# oversized breaker on AC and Furnace



## dmxtothemax (Jun 15, 2010)

One possible explanation is that he is allowing
A little bit extra on the breaker to allow for
start up surges.
It can be a problem some times.
This might be his way of avoiding this problem.


----------



## Speedy Petey (Jan 10, 2007)

If the MCA is 23, and the max breaker is 35, putting a 40 on it is NOT complaint. Period. Even with #8. In fact using #8 for a 23A MCA circuit is just a waste of money in most cases.

Using #10 and a 35A breaker would be perfectly complaint for an A/C unit (not a furnace) and using a 30A would most likely be just right for pretty much any installation. 

Simply saying _"trust me I ve been doing this for years never had a problem" _is just ignorant.


----------



## backstay (Feb 3, 2011)

You should trust him because he has been "doing" this for years.


----------



## 480sparky (Sep 20, 2007)

visi said:


> ........ His only explanation was " i don't charge enough for my work to do it safely and correctly. I had 8 and a 40a breaker on the truck so I just hacked that in so i could get paid. It works so STFU."
> 
> thanks


fify.


----------



## BababooeyHTJ (May 31, 2013)

Speedy Petey said:


> If the MCA is 23, and the max breaker is 35, putting a 40 on it is NOT complaint. Period. Even with #8. In fact using #8 for a 23A MCA circuit is just a waste of money in most cases.
> 
> Using #10 and a 35A breaker would be perfectly complaint for an A/C unit (not a furnace) and using a 30A would most likely be just right for pretty much any installation.
> 
> Simply saying _"trust me I ve been doing this for years never had a problem" _is just ignorant.


Personally I would just use #10 or 12 if it isn't romex or too long of a run and a 30a breaker and call it a day. That 23a mca has 125% of the largest motor factored in.


----------



## Nutmegger777 (Mar 14, 2014)

Sorry to be the voice of the obvious, but aren't we talking about 110.3 (b)?
If the tag on the unit says "x awg conductors, y A breaker", you have to use those values, otherwise you are running afoul of 110.3?

- [Extracted material]:
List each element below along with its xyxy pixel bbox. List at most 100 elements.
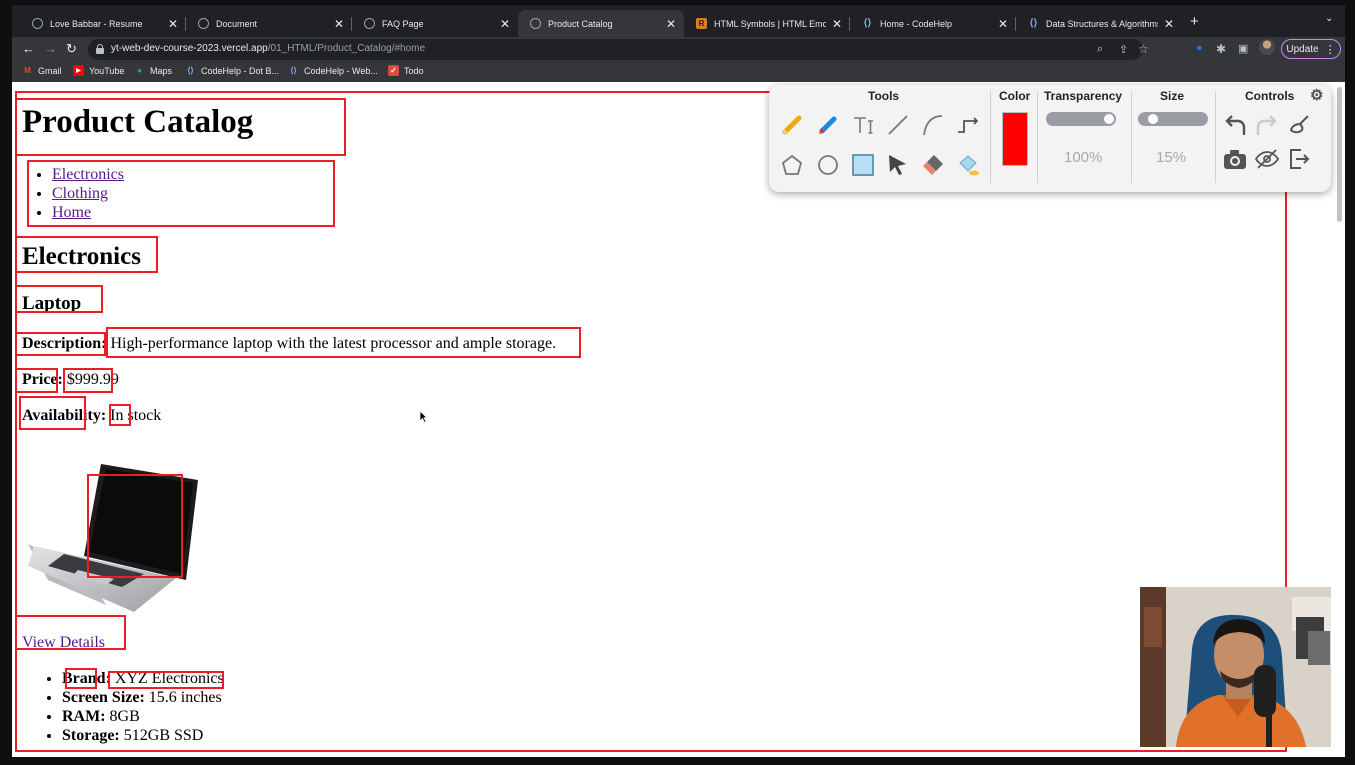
tab-label: Data Structures & Algorithms i (1046, 18, 1158, 29)
annotation-box-nav (27, 160, 335, 227)
close-tab-icon[interactable]: ✕ (334, 17, 344, 31)
camera-icon[interactable] (1221, 145, 1249, 173)
annotation-box-product-name (15, 285, 103, 313)
curve-tool-icon[interactable] (919, 111, 947, 139)
bookmark-star-icon[interactable]: ☆ (1138, 42, 1149, 56)
globe-icon (364, 18, 375, 29)
line-tool-icon[interactable] (884, 111, 912, 139)
scrollbar-thumb[interactable] (1337, 87, 1342, 222)
transparency-slider[interactable] (1046, 112, 1116, 126)
bookmark-codehelp-dot-b[interactable]: ⟨⟩ CodeHelp - Dot B... (185, 65, 279, 76)
tab-document[interactable]: Document ✕ (186, 10, 352, 37)
tab-html-symbols[interactable]: R HTML Symbols | HTML Emojis ✕ (684, 10, 850, 37)
drawing-tools-panel: Tools Color Transparency Size Controls ⚙ (769, 85, 1331, 192)
extension-drop-icon[interactable]: ● (1196, 42, 1203, 54)
tab-label: Document (216, 18, 258, 29)
close-tab-icon[interactable]: ✕ (998, 17, 1008, 31)
annotation-box-view-details (15, 615, 126, 650)
bookmark-maps[interactable]: ● Maps (134, 65, 172, 76)
back-icon[interactable]: ← (22, 41, 35, 56)
lock-icon (96, 44, 104, 54)
tools-heading: Tools (868, 89, 900, 103)
reload-icon[interactable]: ↻ (66, 41, 77, 57)
panel-divider (1037, 91, 1038, 183)
slider-knob[interactable] (1148, 114, 1159, 124)
bookmark-todo[interactable]: ✓ Todo (388, 65, 424, 76)
annotation-box-availability-label (19, 396, 86, 430)
panel-divider (1131, 91, 1132, 183)
presenter-webcam (1140, 587, 1331, 747)
bookmark-youtube[interactable]: ▶ YouTube (73, 65, 124, 76)
exit-icon[interactable] (1285, 145, 1313, 173)
annotation-box-availability-value (109, 404, 131, 426)
maps-pin-icon: ● (137, 66, 142, 75)
clear-broom-icon[interactable] (1285, 111, 1313, 139)
url-text[interactable]: yt-web-dev-course-2023.vercel.app/01_HTM… (111, 43, 425, 54)
tab-data-structures[interactable]: ⟨⟩ Data Structures & Algorithms i ✕ (1016, 10, 1182, 37)
kebab-menu-icon: ⋮ (1324, 43, 1336, 56)
todo-icon: ✓ (388, 65, 399, 76)
close-tab-icon[interactable]: ✕ (832, 17, 842, 31)
annotation-box-price-value (63, 368, 113, 393)
bookmark-gmail[interactable]: M Gmail (22, 65, 62, 76)
size-slider[interactable] (1138, 112, 1208, 126)
zoom-icon[interactable]: ⌕ (1097, 43, 1103, 56)
tab-label: Product Catalog (548, 18, 613, 29)
circle-tool-icon[interactable] (814, 151, 842, 179)
annotation-box-title (15, 98, 346, 156)
close-tab-icon[interactable]: ✕ (168, 17, 178, 31)
undo-icon[interactable] (1221, 111, 1249, 139)
select-arrow-icon[interactable] (884, 151, 912, 179)
tab-label: FAQ Page (382, 18, 424, 29)
hide-eye-icon[interactable] (1253, 145, 1281, 173)
share-icon[interactable]: ⇪ (1119, 43, 1128, 56)
profile-avatar[interactable] (1259, 39, 1275, 55)
gmail-icon: M (24, 66, 31, 75)
globe-icon (198, 18, 209, 29)
close-tab-icon[interactable]: ✕ (500, 17, 510, 31)
address-bar[interactable]: yt-web-dev-course-2023.vercel.app/01_HTM… (88, 39, 1149, 60)
tab-love-babbar-resume[interactable]: Love Babbar - Resume ✕ (20, 10, 186, 37)
bookmark-codehelp-web[interactable]: ⟨⟩ CodeHelp - Web... (288, 65, 378, 76)
close-tab-icon[interactable]: ✕ (666, 17, 676, 31)
eraser-icon[interactable] (919, 151, 947, 179)
codehelp-icon: ⟨⟩ (290, 66, 297, 75)
slider-knob[interactable] (1104, 114, 1114, 124)
side-panel-icon[interactable]: ▣ (1238, 42, 1248, 55)
annotation-box-brand-value (108, 671, 224, 689)
new-tab-button[interactable]: + (1190, 13, 1199, 30)
tab-search-chevron-icon[interactable]: ⌄ (1325, 13, 1333, 24)
tab-faq-page[interactable]: FAQ Page ✕ (352, 10, 518, 37)
annotation-box-section (15, 236, 158, 273)
color-swatch[interactable] (1002, 112, 1028, 166)
annotation-box-description-label (15, 332, 106, 356)
update-label: Update (1286, 43, 1319, 55)
codehelp-icon: ⟨⟩ (1029, 18, 1038, 29)
size-value: 15% (1156, 149, 1187, 166)
tab-home-codehelp[interactable]: ⟨⟩ Home - CodeHelp ✕ (850, 10, 1016, 37)
polygon-tool-icon[interactable] (778, 151, 806, 179)
r-icon: R (696, 18, 707, 29)
globe-icon (530, 18, 541, 29)
annotation-box-brand-label (65, 668, 97, 689)
connector-tool-icon[interactable] (954, 111, 982, 139)
size-heading: Size (1160, 89, 1185, 103)
extensions-puzzle-icon[interactable]: ✱ (1216, 42, 1226, 56)
forward-icon[interactable]: → (44, 41, 57, 56)
pencil-icon[interactable] (778, 111, 806, 139)
globe-icon (32, 18, 43, 29)
marker-icon[interactable] (814, 111, 842, 139)
update-button[interactable]: Update ⋮ (1281, 39, 1341, 59)
controls-heading: Controls (1245, 89, 1295, 103)
settings-gear-icon[interactable]: ⚙ (1310, 86, 1323, 104)
fill-bucket-icon[interactable] (954, 151, 982, 179)
close-tab-icon[interactable]: ✕ (1164, 17, 1174, 31)
bookmark-label: Gmail (38, 65, 62, 76)
text-tool-icon[interactable] (849, 111, 877, 139)
transparency-heading: Transparency (1044, 89, 1123, 103)
tab-product-catalog[interactable]: Product Catalog ✕ (518, 10, 684, 37)
redo-icon[interactable] (1253, 111, 1281, 139)
rectangle-tool-icon[interactable] (849, 151, 877, 179)
tab-label: Love Babbar - Resume (50, 18, 143, 29)
annotation-box-price-label (15, 368, 58, 393)
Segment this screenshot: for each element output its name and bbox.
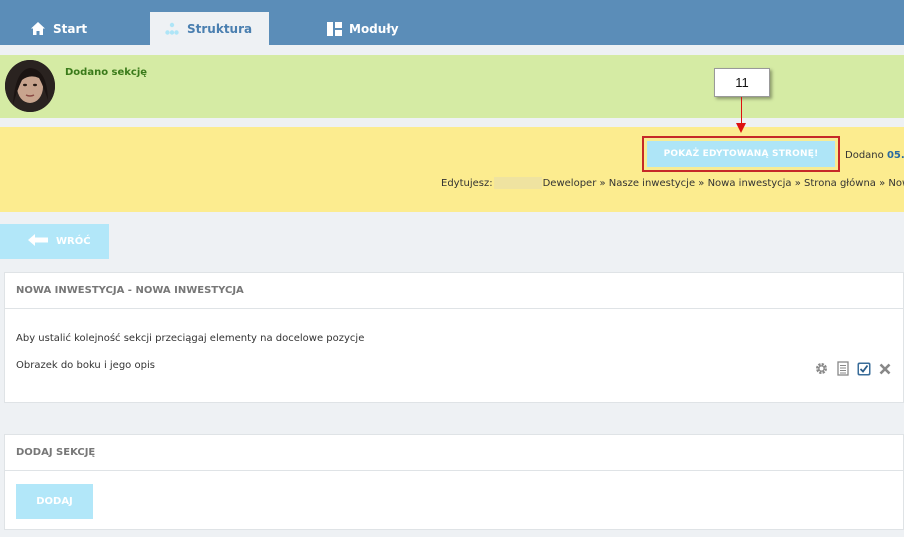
annotation-arrow-head xyxy=(736,123,746,133)
section-item-label[interactable]: Obrazek do boku i jego opis xyxy=(16,360,155,371)
notification-message: Dodano sekcję xyxy=(65,67,148,78)
add-section-title: DODAJ SEKCJĘ xyxy=(5,435,903,471)
avatar xyxy=(5,60,55,112)
sort-hint: Aby ustalić kolejność sekcji przeciągaj … xyxy=(16,333,365,344)
tab-moduly-label: Moduły xyxy=(349,21,399,36)
gear-icon[interactable] xyxy=(814,361,829,379)
home-icon xyxy=(30,21,46,36)
added-date: 05. xyxy=(886,150,904,161)
show-edited-page-label: POKAŻ EDYTOWANĄ STRONĘ! xyxy=(647,141,835,167)
checkbox-icon[interactable] xyxy=(857,362,871,379)
section-item-actions xyxy=(814,361,891,379)
added-info: Dodano 05. xyxy=(845,150,904,161)
editing-label: Edytujesz: xyxy=(441,178,493,189)
top-navigation xyxy=(0,0,904,45)
annotation-callout: 11 xyxy=(714,68,770,97)
add-section-panel: DODAJ SEKCJĘ DODAJ xyxy=(4,434,904,530)
close-icon[interactable] xyxy=(879,363,891,378)
annotation-arrow xyxy=(741,97,742,125)
breadcrumb-path[interactable]: Deweloper » Nasze inwestycje » Nowa inwe… xyxy=(543,178,904,189)
document-icon[interactable] xyxy=(837,361,849,379)
arrow-left-icon xyxy=(28,234,48,249)
show-edited-page-button[interactable]: POKAŻ EDYTOWANĄ STRONĘ! xyxy=(642,136,840,172)
sections-panel-title: NOWA INWESTYCJA - NOWA INWESTYCJA xyxy=(5,273,903,309)
tab-moduly[interactable]: Moduły xyxy=(327,12,399,45)
breadcrumb: Edytujesz: Deweloper » Nasze inwestycje »… xyxy=(441,177,904,189)
tab-struktura-label: Struktura xyxy=(187,21,253,36)
back-button-label: WRÓĆ xyxy=(56,236,91,247)
modules-icon xyxy=(327,21,342,36)
tab-start[interactable]: Start xyxy=(30,12,87,45)
structure-icon xyxy=(164,22,180,36)
redacted-text xyxy=(493,177,542,189)
back-button[interactable]: WRÓĆ xyxy=(0,224,109,259)
tab-struktura[interactable]: Struktura xyxy=(150,12,269,45)
tab-start-label: Start xyxy=(53,21,88,36)
add-button[interactable]: DODAJ xyxy=(16,484,93,519)
sections-panel: NOWA INWESTYCJA - NOWA INWESTYCJA Aby us… xyxy=(4,272,904,403)
added-label: Dodano xyxy=(845,150,884,161)
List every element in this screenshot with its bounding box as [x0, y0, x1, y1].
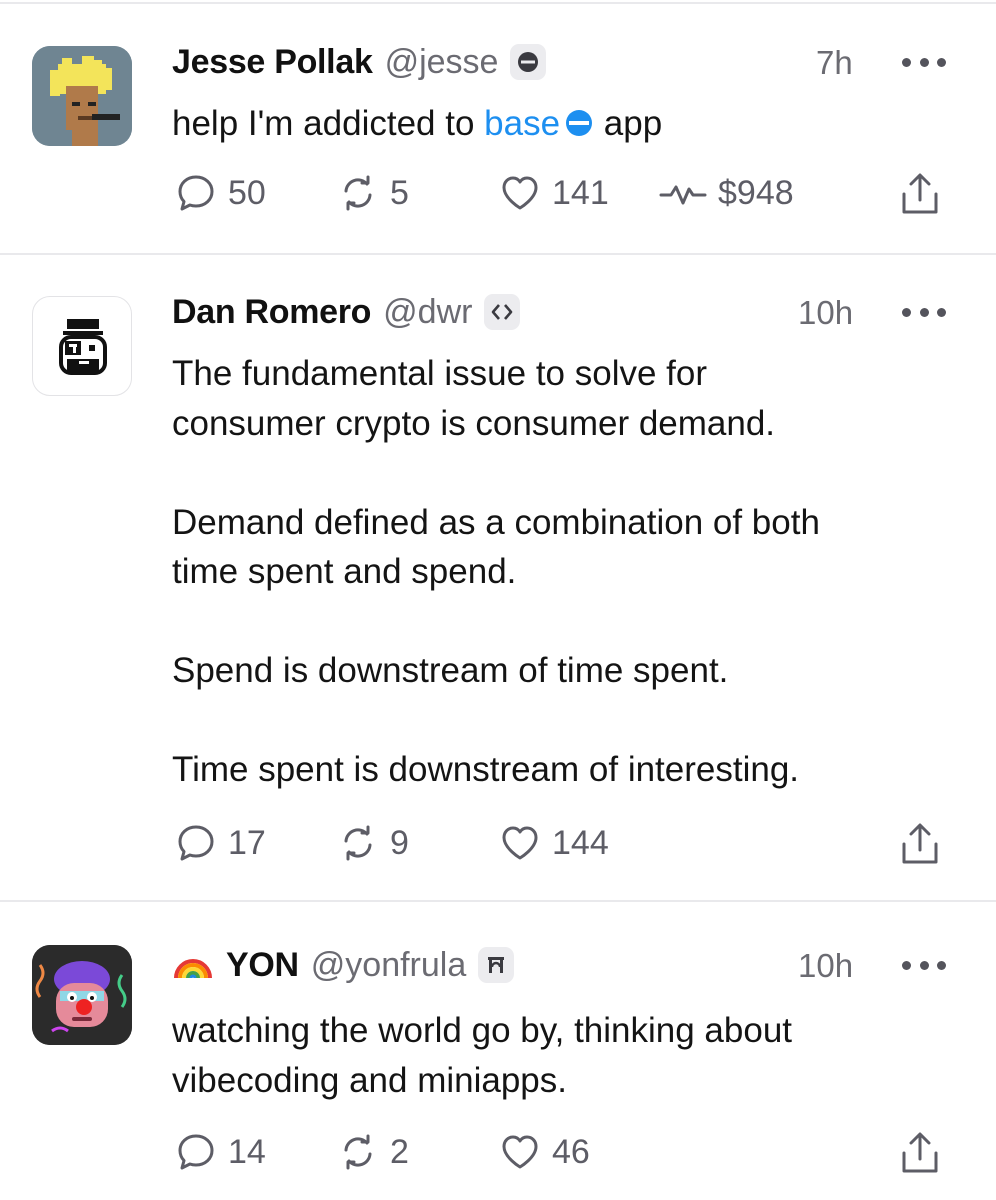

- [Set task]: In the forum thread on oversized breakers, which wire size and breaker does Speedy Petey call perfectly compliant for an A/C unit? None of the data matters here.

- [Problem solution]: #10 wire with a 35A breaker.